◆ DATASET CONTENT ◆
** START **
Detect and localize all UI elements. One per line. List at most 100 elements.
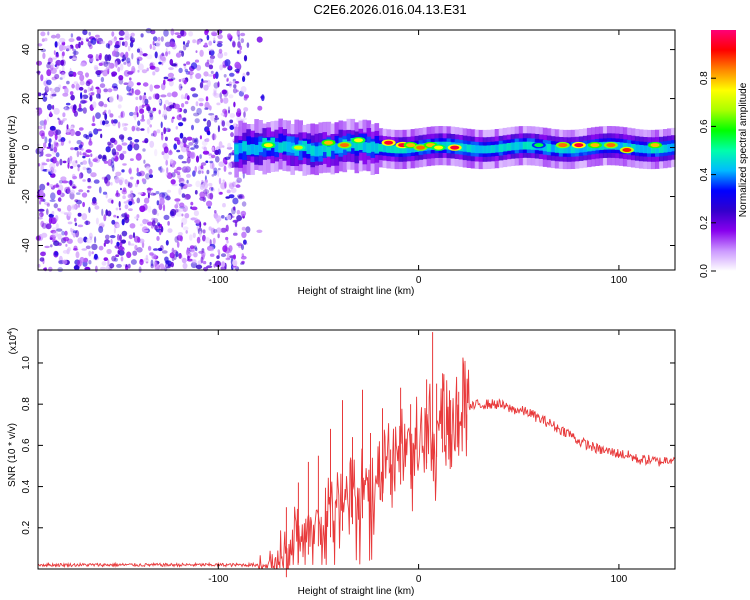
noise-cell (199, 82, 204, 89)
noise-cell (136, 172, 142, 177)
noise-cell (157, 247, 163, 252)
noise-cell (186, 95, 190, 101)
noise-cell (174, 32, 181, 35)
noise-cell (88, 133, 93, 138)
spectrogram-axes: -100 0 100 -40 -20 0 20 40 (21, 30, 675, 286)
snr-multiplier-exp: 4 (7, 331, 14, 335)
noise-cell (123, 201, 129, 204)
noise-cell (165, 240, 169, 246)
hot-spot (606, 143, 616, 148)
noise-cell (157, 222, 161, 227)
noise-cell (109, 235, 116, 239)
noise-cell (184, 68, 188, 73)
noise-cell (209, 246, 215, 252)
noise-cell (115, 207, 119, 211)
noise-cell (107, 159, 113, 167)
band-cell (558, 145, 564, 154)
noise-cell (99, 83, 106, 88)
noise-cell (180, 78, 186, 81)
noise-cell (85, 245, 91, 250)
noise-cell (176, 34, 182, 39)
noise-cell (226, 240, 229, 244)
noise-cell (131, 125, 136, 132)
noise-cell (149, 114, 154, 121)
noise-cell (113, 227, 116, 234)
noise-cell (121, 58, 125, 62)
noise-cell (166, 167, 169, 174)
noise-cell (72, 185, 77, 189)
noise-cell (222, 179, 225, 183)
noise-cell (103, 61, 109, 67)
noise-cell (125, 51, 129, 58)
noise-cell (176, 166, 182, 171)
noise-cell (188, 31, 194, 37)
noise-cell (54, 86, 61, 93)
noise-cell (199, 154, 202, 159)
snr-multiplier: (x104) (7, 328, 19, 355)
noise-cell (228, 65, 232, 70)
noise-cell (103, 88, 108, 93)
noise-cell (199, 221, 202, 228)
noise-cell (195, 155, 200, 163)
spectrogram-y-tick-label: 20 (21, 93, 32, 105)
noise-cell (209, 192, 214, 200)
noise-cell (50, 217, 57, 225)
noise-cell (115, 60, 118, 68)
noise-cell (111, 71, 118, 77)
band-cell (522, 141, 528, 150)
noise-cell (213, 167, 218, 174)
noise-cell (87, 178, 91, 183)
noise-cell (67, 157, 70, 165)
noise-cell (241, 244, 244, 251)
noise-cell (181, 217, 188, 225)
noise-cell (158, 99, 162, 104)
noise-cell (39, 130, 45, 137)
noise-cell (98, 70, 104, 73)
noise-cell (154, 51, 158, 59)
noise-cell (148, 96, 152, 100)
noise-cell (123, 264, 126, 267)
noise-cell (154, 93, 160, 100)
noise-cell (207, 48, 215, 52)
noise-cell (233, 84, 237, 89)
noise-cell (103, 242, 106, 247)
noise-cell (49, 111, 52, 116)
noise-cell (73, 264, 80, 271)
noise-cell (218, 48, 223, 54)
noise-cell (70, 227, 73, 233)
noise-cell (82, 152, 87, 156)
noise-cell (211, 133, 217, 141)
noise-cell (55, 33, 61, 39)
noise-cell (121, 218, 125, 226)
noise-cell (171, 172, 176, 178)
noise-cell (197, 260, 202, 266)
band-cell (542, 143, 548, 152)
noise-cell (57, 197, 62, 202)
noise-cell (65, 102, 71, 106)
noise-cell (117, 234, 120, 241)
noise-cell (123, 82, 129, 85)
band-cell (663, 144, 668, 153)
noise-cell (105, 43, 110, 49)
noise-cell (206, 200, 213, 207)
noise-cell (65, 243, 68, 247)
noise-cell (175, 212, 182, 217)
noise-cell (161, 55, 167, 64)
noise-cell (143, 95, 146, 99)
noise-cell (246, 71, 250, 76)
noise-cell (83, 133, 88, 138)
noise-cell (110, 161, 115, 168)
noise-cell (169, 158, 174, 164)
noise-cell (207, 131, 211, 136)
noise-cell (44, 86, 49, 93)
noise-cell (107, 211, 110, 215)
noise-cell (176, 137, 181, 141)
noise-cell (50, 192, 56, 200)
noise-cell (51, 227, 57, 231)
noise-cell (114, 44, 120, 49)
noise-cell (243, 55, 248, 62)
noise-cell (237, 34, 241, 41)
noise-cell (236, 209, 241, 215)
noise-cell (233, 101, 236, 108)
snr-frame (37, 329, 676, 570)
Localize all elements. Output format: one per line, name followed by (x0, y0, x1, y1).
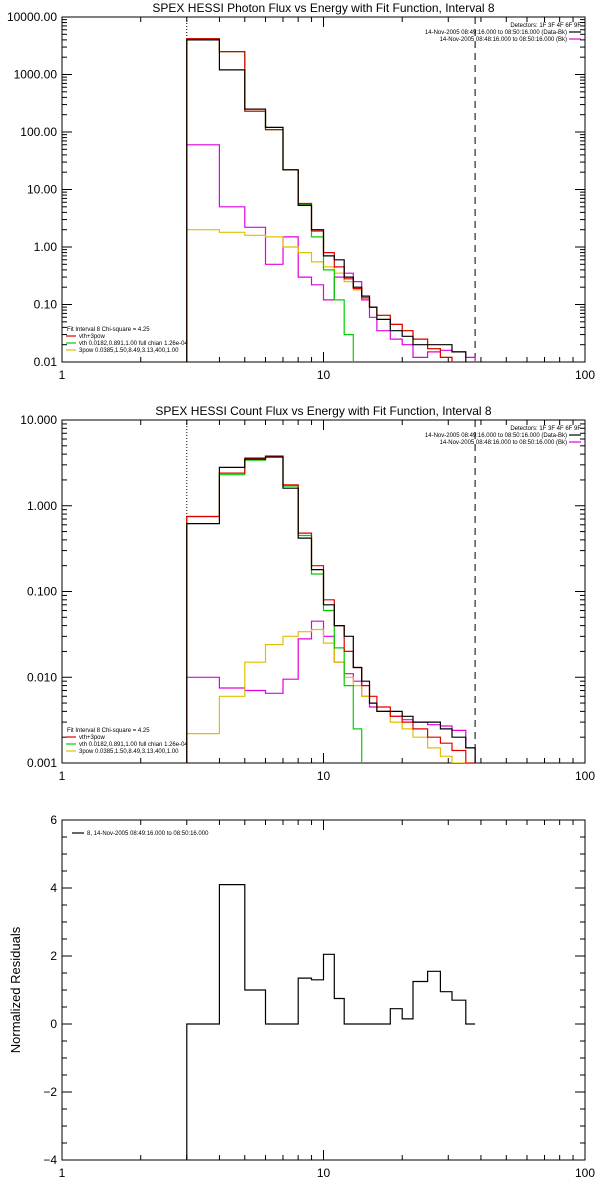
y-axis-label: Normalized Residuals (8, 926, 23, 1053)
series-background (186, 144, 476, 362)
plot-frame (61, 819, 586, 1161)
legend-bottom-entry: vth 0.0182,0.891,1.00 full chian 1.26e-0… (79, 742, 188, 748)
legend-top-entry: 14-Nov-2005 08:48:16.000 to 08:50:16.000… (440, 37, 567, 43)
legend-top-entry: Detectors: 1F 3F 4F 6F 9F (510, 426, 581, 432)
x-tick-label: 100 (575, 1166, 595, 1180)
y-tick-label: 0.01 (34, 355, 58, 369)
x-tick-label: 1 (59, 1166, 66, 1180)
legend-top-entry: 14-Nov-2005 08:49:16.000 to 08:50:16.000… (425, 433, 567, 439)
series-total (186, 38, 453, 362)
y-tick-label: 0.10 (34, 298, 58, 312)
x-tick-label: 100 (575, 769, 595, 783)
y-tick-label: 2 (50, 949, 57, 963)
x-tick-label: 10 (317, 769, 331, 783)
legend-top-entry: 14-Nov-2005 08:48:16.000 to 08:50:16.000… (440, 440, 567, 446)
legend-bottom-entry: 3pow 0.0385,1.50,8.49,3.13,400,1.00 (79, 348, 179, 354)
legend-bottom-entry: vth+3pow (79, 334, 106, 340)
chart-title: SPEX HESSI Count Flux vs Energy with Fit… (155, 404, 491, 418)
series-thermal (186, 456, 363, 763)
y-tick-label: 1.00 (34, 240, 58, 254)
series-total (186, 455, 476, 763)
y-tick-label: 0.100 (27, 585, 57, 599)
y-tick-label: −4 (43, 1153, 57, 1167)
residuals-panel: 1 10 100 −4 −2 0 2 4 6 Normalized Residuals 8, 14-… (8, 813, 595, 1180)
y-tick-label: 0.010 (27, 670, 57, 684)
series-data (186, 884, 476, 1160)
legend-top-entry: Detectors: 1F 3F 4F 6F 9F (510, 23, 581, 29)
y-tick-label: 100.00 (20, 125, 57, 139)
y-tick-label: 0 (50, 1017, 57, 1031)
y-tick-label: 4 (50, 881, 57, 895)
x-tick-label: 1 (59, 769, 66, 783)
legend-bottom-entry: 3pow 0.0385,1.50,8.49,3.13,400,1.00 (79, 749, 179, 755)
legend-bottom-entry: vth+3pow (79, 735, 106, 741)
x-tick-label: 100 (575, 368, 595, 382)
x-tick-label: 10 (317, 1166, 331, 1180)
legend-bottom-entry: vth 0.0182,0.891,1.00 full chian 1.26e-0… (79, 341, 188, 347)
photon-flux-panel: SPEX HESSI Photon Flux vs Energy with Fi… (7, 1, 595, 382)
legend-bottom-entry: Fit Interval 8 Chi-square = 4.25 (67, 728, 150, 734)
count-flux-panel: SPEX HESSI Count Flux vs Energy with Fit… (20, 404, 595, 783)
legend-bottom-entry: Fit Interval 8 Chi-square = 4.25 (67, 327, 150, 333)
plot-frame (61, 16, 586, 363)
series-data (186, 456, 476, 763)
y-tick-label: 6 (50, 813, 57, 827)
y-tick-label: 1000.00 (14, 68, 58, 82)
y-tick-label: 10.00 (27, 183, 57, 197)
series-background (186, 620, 476, 763)
y-tick-label: 1.000 (27, 499, 57, 513)
x-tick-label: 1 (59, 368, 66, 382)
series-nonthermal (186, 628, 467, 763)
y-tick-label: 0.001 (27, 756, 57, 770)
x-tick-label: 10 (317, 368, 331, 382)
series-thermal (186, 38, 354, 362)
y-tick-label: 10.000 (20, 413, 57, 427)
legend-top-left-entry: 8, 14-Nov-2005 08:49:16.000 to 08:50:16.… (87, 831, 209, 837)
chart-title: SPEX HESSI Photon Flux vs Energy with Fi… (152, 1, 494, 15)
series-data (186, 39, 467, 362)
y-tick-label: −2 (43, 1085, 57, 1099)
legend-top-entry: 14-Nov-2005 08:49:16.000 to 08:50:16.000… (425, 30, 567, 36)
y-tick-label: 10000.00 (7, 10, 57, 24)
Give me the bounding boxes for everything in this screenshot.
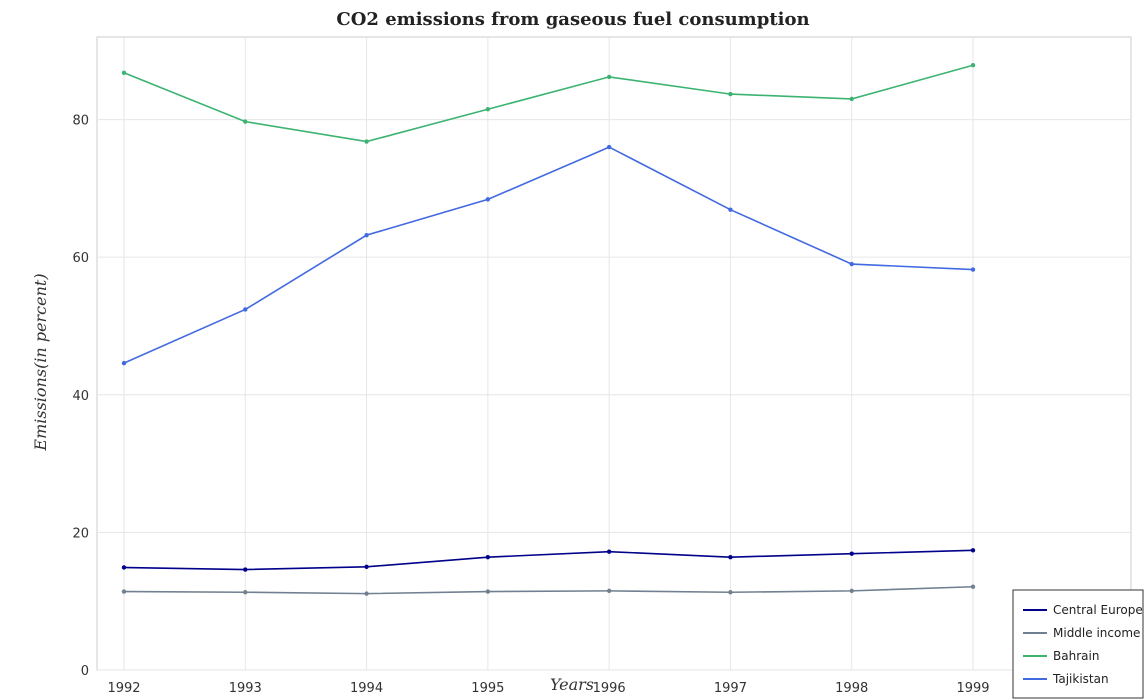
x-axis-title: Years — [550, 675, 594, 694]
data-point — [606, 144, 612, 150]
data-point — [849, 551, 854, 556]
data-point — [243, 567, 248, 572]
plot-area — [96, 36, 1132, 671]
series-middle-income — [121, 584, 976, 596]
data-point — [364, 232, 369, 238]
x-tick-label: 1996 — [593, 681, 626, 696]
data-point — [121, 589, 127, 594]
data-point — [121, 70, 127, 75]
series-line — [123, 64, 974, 143]
x-tick-label: 1998 — [835, 681, 868, 696]
data-point — [728, 207, 733, 212]
y-tick-label: 60 — [72, 251, 89, 266]
data-point — [970, 267, 976, 272]
data-point — [121, 565, 127, 570]
data-point — [728, 554, 733, 560]
x-tick-label: 1992 — [107, 681, 140, 696]
data-point — [364, 139, 369, 144]
x-tick-label: 1993 — [229, 681, 262, 696]
x-tick-label: 1994 — [350, 681, 383, 696]
series-line — [123, 585, 974, 595]
data-point — [728, 590, 733, 595]
gridlines — [97, 37, 1131, 671]
data-point — [849, 96, 854, 102]
data-point — [485, 107, 491, 112]
chart-title: CO2 emissions from gaseous fuel consumpt… — [336, 9, 809, 30]
y-axis: 0 20 40 60 80 — [72, 114, 89, 679]
plot-background — [96, 36, 1132, 671]
legend: Central Europe Middle income Bahrain Tajiki… — [1012, 589, 1144, 699]
series-layer — [121, 63, 976, 596]
data-point — [606, 74, 612, 80]
legend-label: Middle income — [1053, 626, 1140, 640]
y-tick-label: 40 — [72, 389, 89, 404]
data-point — [485, 589, 491, 594]
data-point — [243, 307, 248, 312]
data-point — [364, 564, 369, 569]
y-tick-label: 0 — [81, 664, 89, 679]
y-tick-label: 20 — [72, 526, 89, 541]
data-point — [243, 119, 248, 124]
data-point — [606, 549, 612, 554]
data-point — [849, 261, 854, 267]
y-axis-title: Emissions(in percent) — [31, 273, 50, 451]
data-point — [606, 588, 612, 594]
data-point — [485, 554, 491, 560]
series-line — [123, 549, 974, 571]
data-point — [970, 63, 976, 68]
data-point — [243, 590, 248, 595]
series-bahrain — [121, 63, 976, 144]
data-point — [728, 91, 733, 97]
legend-label: Central Europe — [1053, 603, 1143, 617]
data-point — [970, 548, 976, 553]
series-central-europe — [121, 548, 976, 572]
data-point — [970, 584, 976, 589]
series-line — [123, 146, 974, 364]
x-axis: 1992 1993 1994 1995 1996 1997 1998 1999 — [107, 681, 989, 696]
data-point — [121, 360, 127, 366]
series-tajikistan — [121, 144, 976, 366]
x-tick-label: 1997 — [714, 681, 747, 696]
data-point — [485, 197, 491, 202]
legend-label: Tajikistan — [1052, 672, 1109, 686]
y-tick-label: 80 — [72, 114, 89, 129]
legend-label: Bahrain — [1053, 649, 1099, 663]
x-tick-label: 1999 — [956, 681, 989, 696]
x-tick-label: 1995 — [471, 681, 504, 696]
data-point — [849, 588, 854, 594]
data-point — [364, 591, 369, 596]
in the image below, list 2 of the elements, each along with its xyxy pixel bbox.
** END **
◆ INSTRUCTION ◆
Copy out, unchanged, every line from the line with "noise-cell (199, 82, 204, 89)" to the line with "noise-cell (207, 48, 215, 52)", including both of those lines.

◆ EXERCISE ANSWER ◆
noise-cell (199, 82, 204, 89)
noise-cell (136, 172, 142, 177)
noise-cell (157, 247, 163, 252)
noise-cell (186, 95, 190, 101)
noise-cell (174, 32, 181, 35)
noise-cell (88, 133, 93, 138)
spectrogram-axes: -100 0 100 -40 -20 0 20 40 (21, 30, 675, 286)
snr-multiplier-exp: 4 (7, 331, 14, 335)
noise-cell (123, 201, 129, 204)
noise-cell (165, 240, 169, 246)
hot-spot (606, 143, 616, 148)
noise-cell (157, 222, 161, 227)
noise-cell (109, 235, 116, 239)
noise-cell (184, 68, 188, 73)
noise-cell (209, 246, 215, 252)
noise-cell (115, 207, 119, 211)
noise-cell (107, 159, 113, 167)
band-cell (558, 145, 564, 154)
noise-cell (99, 83, 106, 88)
noise-cell (180, 78, 186, 81)
noise-cell (85, 245, 91, 250)
noise-cell (176, 34, 182, 39)
noise-cell (226, 240, 229, 244)
noise-cell (131, 125, 136, 132)
noise-cell (149, 114, 154, 121)
noise-cell (113, 227, 116, 234)
noise-cell (121, 58, 125, 62)
noise-cell (166, 167, 169, 174)
noise-cell (72, 185, 77, 189)
noise-cell (222, 179, 225, 183)
noise-cell (103, 61, 109, 67)
noise-cell (125, 51, 129, 58)
noise-cell (176, 166, 182, 171)
noise-cell (188, 31, 194, 37)
noise-cell (54, 86, 61, 93)
noise-cell (199, 154, 202, 159)
snr-multiplier: (x104) (7, 328, 19, 355)
noise-cell (228, 65, 232, 70)
noise-cell (103, 88, 108, 93)
noise-cell (199, 221, 202, 228)
noise-cell (195, 155, 200, 163)
spectrogram-y-tick-label: 20 (21, 93, 32, 105)
noise-cell (209, 192, 214, 200)
noise-cell (50, 217, 57, 225)
noise-cell (115, 60, 118, 68)
noise-cell (111, 71, 118, 77)
band-cell (522, 141, 528, 150)
noise-cell (213, 167, 218, 174)
noise-cell (87, 178, 91, 183)
noise-cell (67, 157, 70, 165)
noise-cell (241, 244, 244, 251)
noise-cell (181, 217, 188, 225)
noise-cell (158, 99, 162, 104)
noise-cell (39, 130, 45, 137)
noise-cell (98, 70, 104, 73)
noise-cell (154, 51, 158, 59)
noise-cell (148, 96, 152, 100)
noise-cell (123, 264, 126, 267)
noise-cell (154, 93, 160, 100)
noise-cell (207, 48, 215, 52)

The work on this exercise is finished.